### Work to be completed
Print every entry exactly as written.

### Dataset excerpts
#####
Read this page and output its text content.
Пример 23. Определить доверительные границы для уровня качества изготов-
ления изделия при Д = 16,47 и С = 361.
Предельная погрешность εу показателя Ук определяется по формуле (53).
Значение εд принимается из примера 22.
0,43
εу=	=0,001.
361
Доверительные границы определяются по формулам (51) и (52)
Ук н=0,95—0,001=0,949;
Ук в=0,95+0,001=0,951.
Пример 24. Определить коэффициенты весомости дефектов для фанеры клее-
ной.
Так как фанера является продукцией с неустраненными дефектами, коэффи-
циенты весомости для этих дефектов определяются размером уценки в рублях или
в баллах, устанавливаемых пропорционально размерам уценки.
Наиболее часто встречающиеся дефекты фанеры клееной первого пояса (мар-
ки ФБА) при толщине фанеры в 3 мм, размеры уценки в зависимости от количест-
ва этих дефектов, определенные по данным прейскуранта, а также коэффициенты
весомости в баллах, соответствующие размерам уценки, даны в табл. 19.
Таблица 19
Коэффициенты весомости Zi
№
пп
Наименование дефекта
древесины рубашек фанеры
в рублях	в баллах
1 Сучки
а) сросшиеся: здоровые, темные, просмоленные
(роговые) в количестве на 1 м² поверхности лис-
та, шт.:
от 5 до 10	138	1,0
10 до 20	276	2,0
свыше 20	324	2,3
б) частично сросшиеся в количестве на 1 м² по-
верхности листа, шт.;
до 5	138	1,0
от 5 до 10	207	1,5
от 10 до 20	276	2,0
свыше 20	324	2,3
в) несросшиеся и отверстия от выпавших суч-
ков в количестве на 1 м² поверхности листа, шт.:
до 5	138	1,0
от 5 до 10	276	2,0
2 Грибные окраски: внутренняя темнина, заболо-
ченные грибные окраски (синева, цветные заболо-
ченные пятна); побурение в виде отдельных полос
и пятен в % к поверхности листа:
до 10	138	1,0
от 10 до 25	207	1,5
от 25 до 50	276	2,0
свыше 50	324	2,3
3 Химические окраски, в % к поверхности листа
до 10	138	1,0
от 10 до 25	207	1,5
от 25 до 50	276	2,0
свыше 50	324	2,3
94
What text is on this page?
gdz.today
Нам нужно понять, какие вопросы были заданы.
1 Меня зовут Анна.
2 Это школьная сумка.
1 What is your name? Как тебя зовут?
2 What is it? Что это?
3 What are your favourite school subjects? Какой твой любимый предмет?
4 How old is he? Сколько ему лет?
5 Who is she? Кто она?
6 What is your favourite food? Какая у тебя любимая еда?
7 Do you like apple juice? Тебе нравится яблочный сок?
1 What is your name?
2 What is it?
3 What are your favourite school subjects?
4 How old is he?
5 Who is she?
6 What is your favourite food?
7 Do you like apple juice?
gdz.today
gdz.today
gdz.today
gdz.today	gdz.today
#####
### Result of the task
Read this page and output its text content.
Пример 23. Определить доверительные границы для уровня качества изготов-
ления изделия при Д = 16,47 и С = 361.
Предельная погрешность εу показателя Ук определяется по формуле (53).
Значение εд принимается из примера 22.
0,43
εу=	=0,001.
361
Доверительные границы определяются по формулам (51) и (52)
Ук н=0,95—0,001=0,949;
Ук в=0,95+0,001=0,951.
Пример 24. Определить коэффициенты весомости дефектов для фанеры клее-
ной.
Так как фанера является продукцией с неустраненными дефектами, коэффи-
циенты весомости для этих дефектов определяются размером уценки в рублях или
в баллах, устанавливаемых пропорционально размерам уценки.
Наиболее часто встречающиеся дефекты фанеры клееной первого пояса (мар-
ки ФБА) при толщине фанеры в 3 мм, размеры уценки в зависимости от количест-
ва этих дефектов, определенные по данным прейскуранта, а также коэффициенты
весомости в баллах, соответствующие размерам уценки, даны в табл. 19.
Таблица 19
Коэффициенты весомости Zi
№
пп
Наименование дефекта
древесины рубашек фанеры
в рублях	в баллах
1 Сучки
а) сросшиеся: здоровые, темные, просмоленные
(роговые) в количестве на 1 м² поверхности лис-
та, шт.:
от 5 до 10	138	1,0
10 до 20	276	2,0
свыше 20	324	2,3
б) частично сросшиеся в количестве на 1 м² по-
верхности листа, шт.;
до 5	138	1,0
от 5 до 10	207	1,5
от 10 до 20	276	2,0
свыше 20	324	2,3
в) несросшиеся и отверстия от выпавших суч-
ков в количестве на 1 м² поверхности листа, шт.:
до 5	138	1,0
от 5 до 10	276	2,0
2 Грибные окраски: внутренняя темнина, заболо-
ченные грибные окраски (синева, цветные заболо-
ченные пятна); побурение в виде отдельных полос
и пятен в % к поверхности листа:
до 10	138	1,0
от 10 до 25	207	1,5
от 25 до 50	276	2,0
свыше 50	324	2,3
3 Химические окраски, в % к поверхности листа
до 10	138	1,0
от 10 до 25	207	1,5
от 25 до 50	276	2,0
свыше 50	324	2,3
94
What text is on this page?
gdz.today
Нам нужно понять, какие вопросы были заданы.
1 Меня зовут Анна.
2 Это школьная сумка.
1 What is your name? Как тебя зовут?
2 What is it? Что это?
3 What are your favourite school subjects? Какой твой любимый предмет?
4 How old is he? Сколько ему лет?
5 Who is she? Кто она?
6 What is your favourite food? Какая у тебя любимая еда?
7 Do you like apple juice? Тебе нравится яблочный сок?
1 What is your name?
2 What is it?
3 What are your favourite school subjects?
4 How old is he?
5 Who is she?
6 What is your favourite food?
7 Do you like apple juice?
gdz.today
gdz.today
gdz.today
gdz.today	gdz.today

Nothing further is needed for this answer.